--- Data to process ---

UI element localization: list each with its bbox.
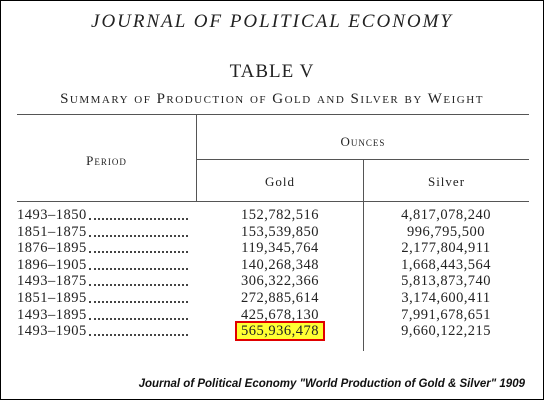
row-period: 1876–1895 xyxy=(17,240,192,257)
leader-dots xyxy=(88,207,188,220)
silver-value: 9,660,122,215 xyxy=(401,323,491,340)
group-header: Ounces xyxy=(340,134,386,149)
gold-value: 119,345,764 xyxy=(241,240,319,257)
rule xyxy=(363,159,364,351)
row-period: 1851–1895 xyxy=(17,290,192,307)
silver-value: 2,177,804,911 xyxy=(401,240,491,257)
period-text: 1851–1895 xyxy=(17,290,87,306)
leader-dots xyxy=(88,224,188,237)
leader-dots xyxy=(88,307,188,320)
gold-value: 425,678,130 xyxy=(241,306,319,323)
subtitle: Summary of Production of Gold and Silver… xyxy=(60,91,484,107)
period-text: 1851–1875 xyxy=(17,223,87,240)
gold-value: 272,885,614 xyxy=(241,290,319,306)
gold-value: 152,782,516 xyxy=(241,207,319,223)
row-period: 1493–1850 xyxy=(17,207,192,224)
leader-dots xyxy=(88,273,188,287)
column-header: Gold xyxy=(265,174,295,189)
gold-value: 140,268,348 xyxy=(241,256,319,273)
silver-value: 4,817,078,240 xyxy=(401,207,491,223)
rule xyxy=(17,114,529,115)
leader-dots xyxy=(88,290,188,303)
table-title: TABLE V xyxy=(229,61,315,82)
leader-dots xyxy=(88,240,188,254)
rule xyxy=(196,114,197,202)
rule xyxy=(17,201,529,202)
silver-value: 7,991,678,651 xyxy=(401,306,491,323)
period-text: 1493–1875 xyxy=(17,273,87,290)
highlighted-value: 565,936,478 xyxy=(235,321,325,342)
silver-value: 996,795,500 xyxy=(407,223,485,240)
column-header: Silver xyxy=(427,174,466,189)
period-text: 1493–1850 xyxy=(17,207,87,223)
gold-value: 306,322,366 xyxy=(241,273,319,290)
silver-value: 5,813,873,740 xyxy=(401,273,491,290)
silver-value: 3,174,600,411 xyxy=(401,290,491,306)
period-text: 1493–1895 xyxy=(17,306,87,323)
row-period: 1493–1895 xyxy=(17,307,192,324)
row-period: 1851–1875 xyxy=(17,224,192,241)
silver-value: 1,668,443,564 xyxy=(401,256,491,273)
leader-dots xyxy=(88,257,188,270)
row-period: 1896–1905 xyxy=(17,257,192,274)
caption: Journal of Political Economy "World Prod… xyxy=(138,378,525,390)
period-text: 1493–1905 xyxy=(17,323,87,340)
period-text: 1876–1895 xyxy=(17,240,87,257)
gold-value: 153,539,850 xyxy=(241,223,319,240)
period-header: Period xyxy=(86,153,127,168)
rule xyxy=(196,159,529,160)
gold-value: 565,936,478 xyxy=(201,321,359,342)
row-period: 1493–1875 xyxy=(17,273,192,290)
journal-name: JOURNAL OF POLITICAL ECONOMY xyxy=(91,11,453,32)
leader-dots xyxy=(88,323,188,337)
period-text: 1896–1905 xyxy=(17,256,87,273)
row-period: 1493–1905 xyxy=(17,323,192,340)
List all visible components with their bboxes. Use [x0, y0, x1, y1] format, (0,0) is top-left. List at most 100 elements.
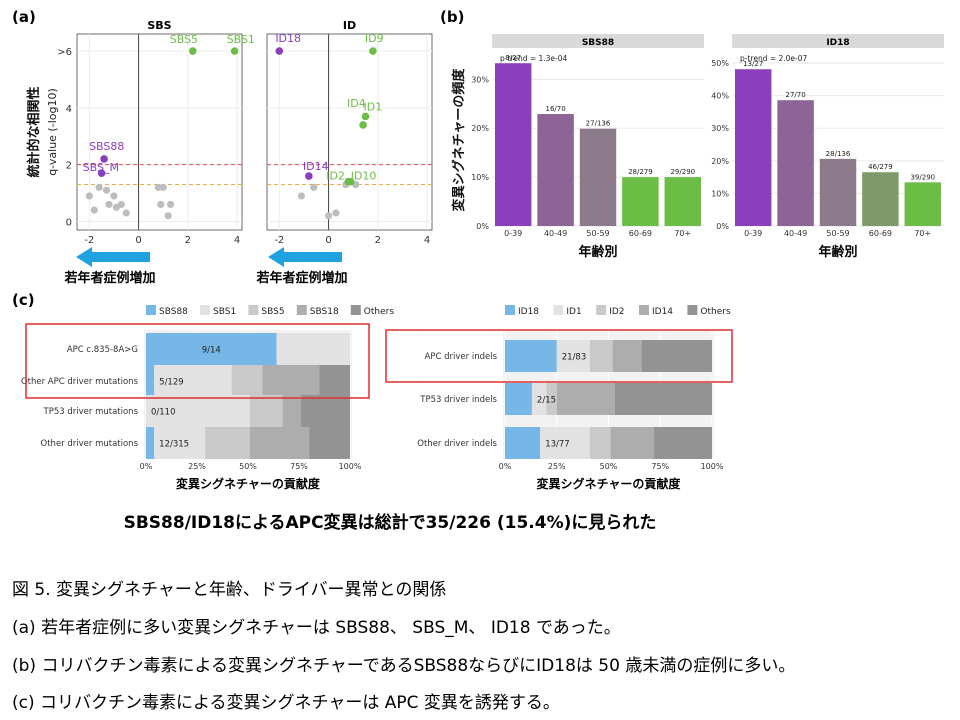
bar-60-69	[622, 177, 659, 226]
arrow-label: 若年者症例増加	[63, 270, 155, 286]
stack-segment-ID14	[610, 427, 655, 459]
data-point-ID10	[346, 177, 355, 186]
x-tick-label: 2	[375, 235, 381, 246]
y-tick-label: 10%	[711, 189, 729, 198]
bar-50-59	[579, 128, 617, 226]
stack-segment-ID18	[505, 427, 541, 459]
stack-segment-SBS18	[282, 395, 302, 427]
stack-segment-ID18	[505, 340, 557, 372]
y-tick-label: >6	[57, 47, 72, 58]
y-tick-label: 2	[66, 161, 72, 172]
x-tick-label: 75%	[651, 462, 669, 471]
y-tick-label: 30%	[471, 75, 489, 84]
legend-label: SBS88	[159, 307, 188, 317]
x-tick-label: 50%	[239, 462, 257, 471]
point-label: ID14	[303, 160, 329, 173]
highlight-box-apc-id	[385, 329, 733, 383]
arrow-label: 若年者症例増加	[255, 270, 347, 286]
direction-arrow-shaft	[90, 252, 150, 262]
legend-swatch-ID18	[505, 305, 515, 315]
stack-segment-Others	[301, 395, 350, 427]
x-axis-title: 変異シグネチャーの貢献度	[176, 476, 321, 491]
bar-data-label: 27/70	[786, 91, 806, 99]
x-axis-title: 変異シグネチャーの貢献度	[537, 476, 682, 491]
data-point-SBS88	[100, 155, 108, 163]
p-trend-annotation: p-trend = 2.0e-07	[740, 54, 808, 63]
y-axis-title: 変異シグネチャーの頻度	[451, 68, 467, 212]
x-tick-label: 0-39	[744, 229, 762, 238]
legend-label: ID1	[566, 307, 581, 317]
point-label: ID1	[364, 100, 383, 113]
y-tick-label: 20%	[471, 124, 489, 133]
row-label: APC c.835-8A>G	[67, 345, 138, 355]
data-point-grey	[105, 200, 113, 209]
bar-70+	[664, 177, 702, 226]
data-point-grey	[110, 192, 118, 200]
legend-swatch-SBS1	[200, 305, 210, 315]
x-tick-label: 75%	[290, 462, 308, 471]
highlight-box-apc-sbs	[25, 323, 370, 399]
bar-data-label: 46/279	[868, 163, 893, 171]
x-tick-label: 70+	[914, 229, 931, 238]
x-tick-label: 0%	[499, 462, 512, 471]
stack-segment-SBS18	[250, 427, 310, 459]
data-point-grey	[122, 209, 130, 217]
bar-data-label: 9/27	[505, 54, 521, 62]
x-axis-title: 年齢別	[818, 244, 857, 260]
stack-segment-SBS1	[154, 427, 206, 459]
row-label: APC driver indels	[425, 352, 498, 362]
legend-label: Others	[700, 307, 731, 317]
y-tick-label: 50%	[711, 59, 729, 68]
stack-segment-Others	[319, 365, 350, 397]
caption-c: (c) コリバクチン毒素による変異シグネチャーは APC 変異を誘発する。	[12, 693, 560, 713]
bar-data-label: 13/27	[743, 60, 763, 68]
panel-label-c: (c)	[12, 291, 35, 309]
y-tick-label: 0%	[716, 222, 729, 231]
data-point-grey	[95, 183, 103, 191]
bar-data-label: 16/70	[546, 105, 566, 113]
legend-label: SBS18	[310, 307, 339, 317]
x-tick-label: 40-49	[784, 229, 807, 238]
stack-segment-Others	[309, 427, 350, 459]
data-point-grey	[166, 200, 175, 209]
x-tick-label: 50-59	[586, 229, 609, 238]
bar-data-label: 21/83	[562, 353, 587, 363]
bar-40-49	[777, 100, 814, 226]
direction-arrow-head	[76, 247, 92, 267]
legend-label: SBS5	[261, 307, 284, 317]
stack-segment-ID18	[505, 383, 532, 415]
data-point-grey	[117, 200, 125, 209]
data-point-grey	[310, 183, 318, 191]
panel-label-b: (b)	[440, 8, 464, 26]
legend-label: ID18	[518, 307, 539, 317]
stack-segment-Others	[654, 427, 712, 459]
facet-title: SBS88	[582, 38, 614, 48]
x-tick-label: 70+	[674, 229, 691, 238]
direction-arrow-head	[268, 247, 284, 267]
y-axis-title: q-value (-log10)	[46, 88, 59, 176]
point-label: ID4	[347, 97, 366, 110]
x-tick-label: 50-59	[826, 229, 849, 238]
y-tick-label: 0%	[476, 222, 489, 231]
point-label: SBS_M	[83, 161, 119, 174]
direction-arrow-shaft	[282, 252, 342, 262]
stack-segment-ID14	[612, 340, 642, 372]
legend-swatch-SBS5	[248, 305, 259, 315]
point-label: SBS88	[89, 140, 124, 153]
y-tick-label: 10%	[471, 173, 489, 182]
data-point-SBS1	[230, 47, 239, 55]
bar-data-label: 12/315	[159, 440, 189, 450]
stack-segment-ID14	[556, 383, 615, 415]
legend-swatch-ID14	[639, 305, 649, 315]
stack-segment-ID1	[556, 340, 590, 372]
x-tick-label: -2	[274, 235, 284, 246]
data-point-grey	[85, 192, 93, 200]
row-label: TP53 driver indels	[419, 395, 497, 405]
point-label: ID9	[365, 32, 384, 45]
legend-swatch-ID1	[553, 305, 564, 315]
legend-label: ID14	[652, 307, 673, 317]
data-point-SBS5	[188, 47, 197, 55]
scatter-plot-frame	[266, 33, 433, 231]
point-label: SBS1	[227, 33, 255, 46]
stack-segment-SBS5	[205, 427, 251, 459]
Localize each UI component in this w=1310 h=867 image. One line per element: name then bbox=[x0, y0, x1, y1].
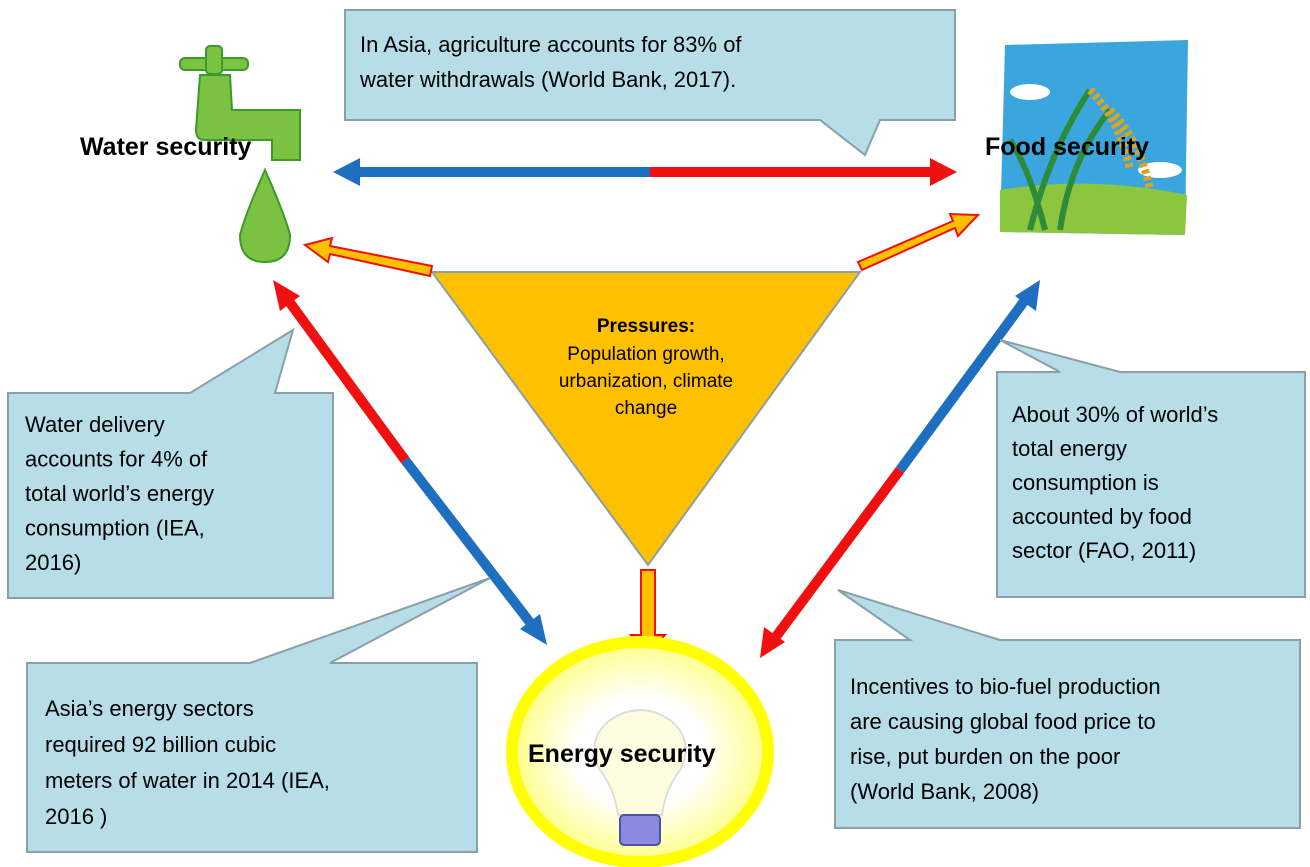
callout-line: In Asia, agriculture accounts for 83% of bbox=[360, 32, 742, 57]
pressures-title: Pressures: bbox=[597, 316, 695, 337]
callout-line: Asia’s energy sectors bbox=[45, 696, 254, 721]
callout-line: water withdrawals (World Bank, 2017). bbox=[359, 67, 736, 92]
callout-line: About 30% of world’s bbox=[1012, 402, 1218, 427]
callout-line: rise, put burden on the poor bbox=[850, 744, 1120, 769]
callout-line: total world’s energy bbox=[25, 481, 214, 506]
callout-line: total energy bbox=[1012, 436, 1127, 461]
pressures-line: Population growth, bbox=[567, 344, 724, 365]
callout-line: are causing global food price to bbox=[850, 709, 1156, 734]
callout-line: consumption is bbox=[1012, 470, 1159, 495]
pressures-line: urbanization, climate bbox=[559, 371, 733, 392]
callout-line: accounted by food bbox=[1012, 504, 1192, 529]
callout-line: required 92 billion cubic bbox=[45, 732, 276, 757]
callout-line: (World Bank, 2008) bbox=[850, 779, 1039, 804]
node-label: Energy security bbox=[528, 740, 716, 768]
callout-line: 2016 ) bbox=[45, 804, 107, 829]
callout-line: meters of water in 2014 (IEA, bbox=[45, 768, 330, 793]
callout-line: sector (FAO, 2011) bbox=[1012, 538, 1196, 563]
callout-line: Incentives to bio-fuel production bbox=[850, 674, 1161, 699]
callout-line: 2016) bbox=[25, 550, 81, 575]
node-label: Food security bbox=[985, 133, 1149, 161]
pressures-line: change bbox=[615, 398, 677, 419]
node-label: Water security bbox=[80, 133, 251, 161]
diagram: Water security Food security Energy secu… bbox=[0, 0, 1310, 867]
callout-line: Water delivery bbox=[25, 412, 165, 437]
callout-line: consumption (IEA, bbox=[25, 516, 205, 541]
callout-line: accounts for 4% of bbox=[25, 447, 208, 472]
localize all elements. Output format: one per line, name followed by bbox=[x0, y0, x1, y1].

---

» **Objective**
Copy the entries from the line containing "callout-line: In Asia, agriculture" through the last line of the entries, replacing "pressures-line" with "pressure-line" and leaving everything else untouched.

» **Exercise solution**
callout-line: In Asia, agriculture accounts for 83% of bbox=[360, 32, 742, 57]
pressures-title: Pressures: bbox=[597, 316, 695, 337]
callout-line: Asia’s energy sectors bbox=[45, 696, 254, 721]
callout-line: water withdrawals (World Bank, 2017). bbox=[359, 67, 736, 92]
callout-line: About 30% of world’s bbox=[1012, 402, 1218, 427]
callout-line: rise, put burden on the poor bbox=[850, 744, 1120, 769]
callout-line: total world’s energy bbox=[25, 481, 214, 506]
callout-line: total energy bbox=[1012, 436, 1127, 461]
pressure-line: Population growth, bbox=[567, 344, 724, 365]
callout-line: are causing global food price to bbox=[850, 709, 1156, 734]
callout-line: consumption is bbox=[1012, 470, 1159, 495]
pressure-line: urbanization, climate bbox=[559, 371, 733, 392]
callout-line: accounted by food bbox=[1012, 504, 1192, 529]
callout-line: required 92 billion cubic bbox=[45, 732, 276, 757]
callout-line: (World Bank, 2008) bbox=[850, 779, 1039, 804]
node-label: Energy security bbox=[528, 740, 716, 768]
callout-line: 2016 ) bbox=[45, 804, 107, 829]
callout-line: meters of water in 2014 (IEA, bbox=[45, 768, 330, 793]
callout-line: sector (FAO, 2011) bbox=[1012, 538, 1196, 563]
callout-line: Incentives to bio-fuel production bbox=[850, 674, 1161, 699]
callout-line: 2016) bbox=[25, 550, 81, 575]
node-label: Food security bbox=[985, 133, 1149, 161]
pressure-line: change bbox=[615, 398, 677, 419]
node-label: Water security bbox=[80, 133, 251, 161]
diagram: Water security Food security Energy secu… bbox=[0, 0, 1310, 867]
callout-line: Water delivery bbox=[25, 412, 165, 437]
callout-line: consumption (IEA, bbox=[25, 516, 205, 541]
callout-line: accounts for 4% of bbox=[25, 447, 208, 472]
localize all elements. Output format: one per line, name followed by bbox=[x0, y0, x1, y1].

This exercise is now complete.